■ WORK TO DO
Looking at the listing beneath, work out how many lines hold "Martin" and report only that figure.

■ DATA SHOWN
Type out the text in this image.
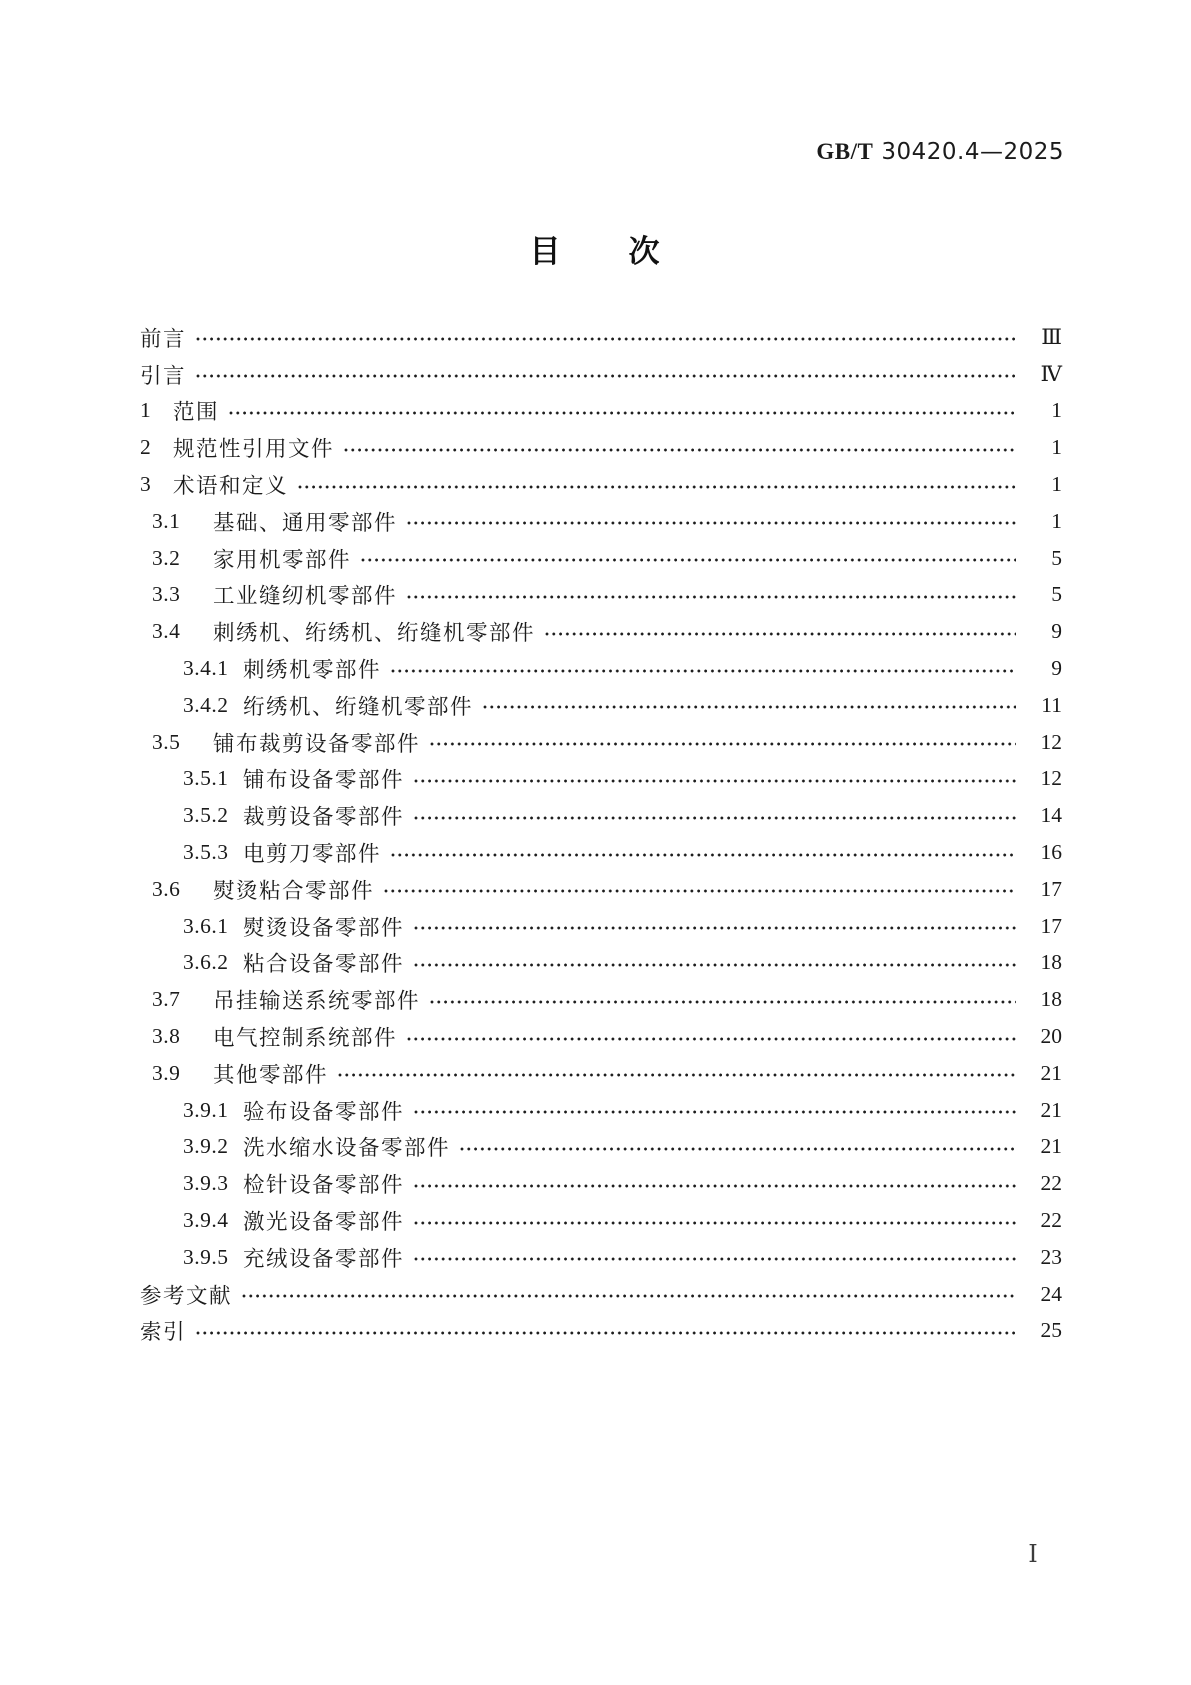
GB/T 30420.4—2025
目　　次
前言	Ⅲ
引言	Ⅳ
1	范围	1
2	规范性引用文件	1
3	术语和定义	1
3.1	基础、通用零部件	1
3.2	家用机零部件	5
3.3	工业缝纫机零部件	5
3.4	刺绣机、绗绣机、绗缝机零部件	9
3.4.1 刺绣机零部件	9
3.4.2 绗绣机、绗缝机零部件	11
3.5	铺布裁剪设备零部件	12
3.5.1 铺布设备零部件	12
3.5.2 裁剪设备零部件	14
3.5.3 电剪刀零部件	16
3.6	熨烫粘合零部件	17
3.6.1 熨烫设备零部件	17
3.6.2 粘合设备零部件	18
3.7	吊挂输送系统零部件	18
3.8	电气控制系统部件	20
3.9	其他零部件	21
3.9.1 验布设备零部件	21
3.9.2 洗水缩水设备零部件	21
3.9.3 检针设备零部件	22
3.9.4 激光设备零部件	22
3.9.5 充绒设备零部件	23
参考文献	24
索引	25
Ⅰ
==
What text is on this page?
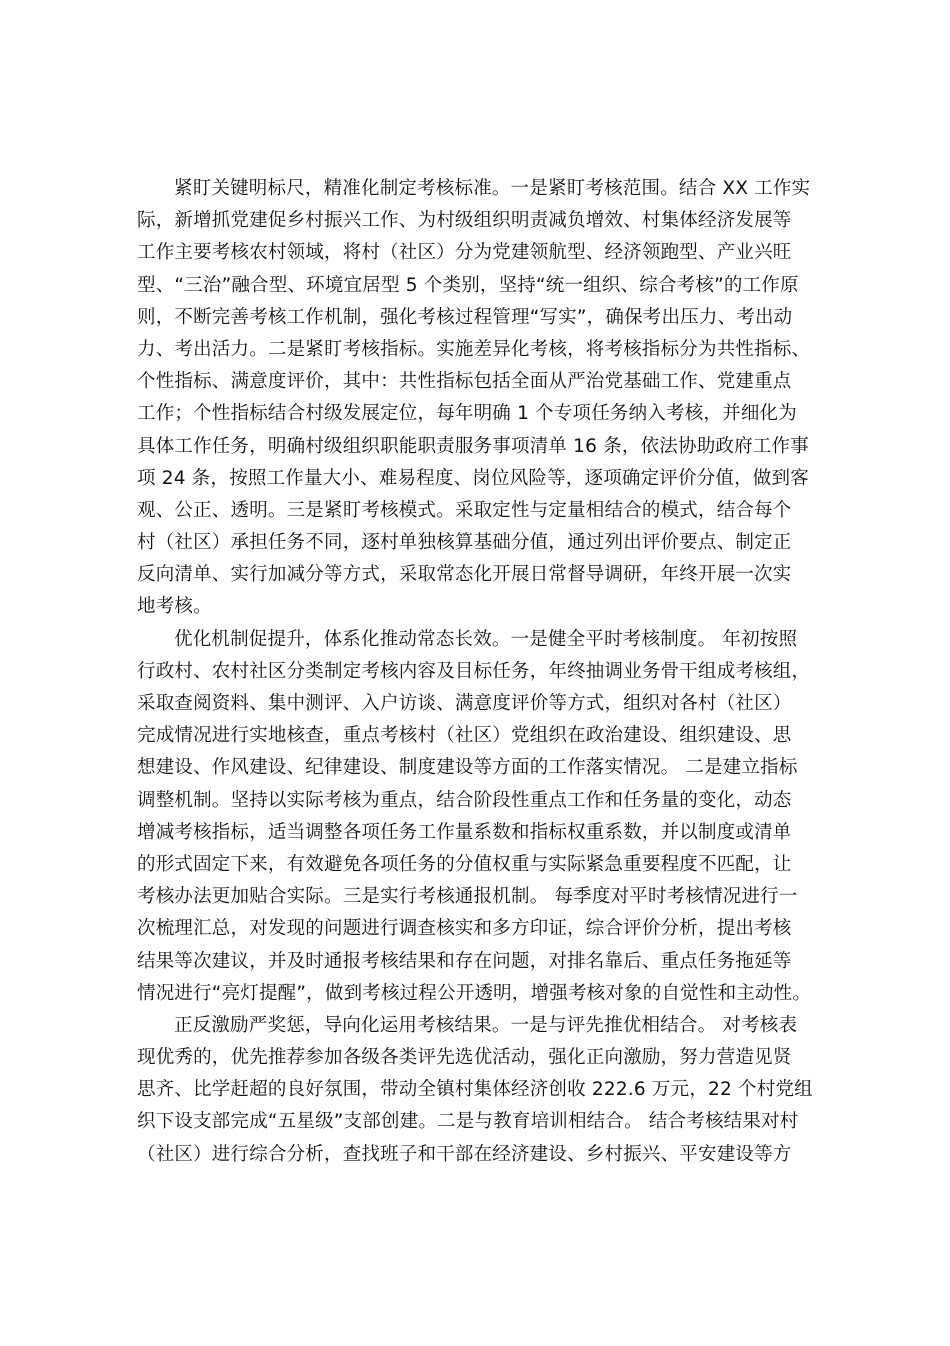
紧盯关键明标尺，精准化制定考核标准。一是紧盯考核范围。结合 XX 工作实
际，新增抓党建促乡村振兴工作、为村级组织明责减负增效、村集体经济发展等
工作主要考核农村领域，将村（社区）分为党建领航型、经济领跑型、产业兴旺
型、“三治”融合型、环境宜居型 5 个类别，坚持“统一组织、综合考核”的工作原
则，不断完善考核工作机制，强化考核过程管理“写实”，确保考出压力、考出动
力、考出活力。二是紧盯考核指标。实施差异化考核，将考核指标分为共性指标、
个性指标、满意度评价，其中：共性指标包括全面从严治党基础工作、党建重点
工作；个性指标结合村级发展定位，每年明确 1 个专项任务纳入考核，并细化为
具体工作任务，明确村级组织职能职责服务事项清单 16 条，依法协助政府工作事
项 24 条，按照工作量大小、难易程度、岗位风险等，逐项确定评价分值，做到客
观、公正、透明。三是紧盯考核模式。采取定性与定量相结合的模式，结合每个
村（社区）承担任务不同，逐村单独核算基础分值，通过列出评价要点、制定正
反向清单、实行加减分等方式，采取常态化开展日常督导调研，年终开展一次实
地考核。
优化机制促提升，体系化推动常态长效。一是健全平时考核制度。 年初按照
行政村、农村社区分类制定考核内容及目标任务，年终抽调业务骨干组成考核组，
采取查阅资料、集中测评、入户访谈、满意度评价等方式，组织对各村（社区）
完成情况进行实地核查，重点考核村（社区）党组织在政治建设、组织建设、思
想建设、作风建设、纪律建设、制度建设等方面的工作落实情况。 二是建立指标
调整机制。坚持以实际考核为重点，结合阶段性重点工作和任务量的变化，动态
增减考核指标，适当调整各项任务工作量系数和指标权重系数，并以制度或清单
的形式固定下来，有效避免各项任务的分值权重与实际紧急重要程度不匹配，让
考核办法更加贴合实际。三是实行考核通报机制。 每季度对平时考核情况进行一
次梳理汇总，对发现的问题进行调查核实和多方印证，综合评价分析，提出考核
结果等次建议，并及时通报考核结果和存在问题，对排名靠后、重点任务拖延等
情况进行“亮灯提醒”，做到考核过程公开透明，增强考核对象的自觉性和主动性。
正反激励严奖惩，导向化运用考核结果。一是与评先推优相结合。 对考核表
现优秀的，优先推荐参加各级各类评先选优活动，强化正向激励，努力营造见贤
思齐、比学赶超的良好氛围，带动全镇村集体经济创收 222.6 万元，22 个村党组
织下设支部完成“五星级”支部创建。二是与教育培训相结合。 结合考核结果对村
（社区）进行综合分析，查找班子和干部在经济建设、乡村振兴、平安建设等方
--
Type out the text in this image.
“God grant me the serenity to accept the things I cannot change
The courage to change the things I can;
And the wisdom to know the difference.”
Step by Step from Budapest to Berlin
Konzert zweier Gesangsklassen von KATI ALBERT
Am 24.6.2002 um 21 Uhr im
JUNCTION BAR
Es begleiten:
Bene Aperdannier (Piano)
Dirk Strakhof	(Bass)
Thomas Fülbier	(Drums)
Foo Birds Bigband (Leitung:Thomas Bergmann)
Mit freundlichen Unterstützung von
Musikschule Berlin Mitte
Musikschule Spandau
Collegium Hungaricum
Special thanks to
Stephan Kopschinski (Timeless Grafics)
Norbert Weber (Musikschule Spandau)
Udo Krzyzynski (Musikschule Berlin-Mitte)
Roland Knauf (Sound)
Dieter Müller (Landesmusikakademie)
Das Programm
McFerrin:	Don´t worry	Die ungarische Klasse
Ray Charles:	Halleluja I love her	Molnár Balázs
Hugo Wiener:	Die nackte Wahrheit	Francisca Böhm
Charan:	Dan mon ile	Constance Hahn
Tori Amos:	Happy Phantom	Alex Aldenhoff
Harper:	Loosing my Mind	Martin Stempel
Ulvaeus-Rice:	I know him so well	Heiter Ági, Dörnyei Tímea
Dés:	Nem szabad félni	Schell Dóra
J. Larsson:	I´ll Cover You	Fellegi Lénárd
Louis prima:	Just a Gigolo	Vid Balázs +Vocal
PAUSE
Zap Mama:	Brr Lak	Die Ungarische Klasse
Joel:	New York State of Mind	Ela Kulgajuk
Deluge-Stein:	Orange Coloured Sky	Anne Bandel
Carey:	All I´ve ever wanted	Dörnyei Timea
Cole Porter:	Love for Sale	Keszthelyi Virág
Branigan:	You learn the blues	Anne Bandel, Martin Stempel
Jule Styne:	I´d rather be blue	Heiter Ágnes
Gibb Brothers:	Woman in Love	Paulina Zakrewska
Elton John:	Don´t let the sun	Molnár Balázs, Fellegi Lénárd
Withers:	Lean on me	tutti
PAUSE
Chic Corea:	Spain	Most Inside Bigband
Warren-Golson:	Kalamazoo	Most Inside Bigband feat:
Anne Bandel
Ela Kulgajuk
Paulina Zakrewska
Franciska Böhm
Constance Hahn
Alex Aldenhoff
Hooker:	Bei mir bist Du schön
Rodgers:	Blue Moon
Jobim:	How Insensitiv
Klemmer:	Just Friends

■ CORRECT RESULT
2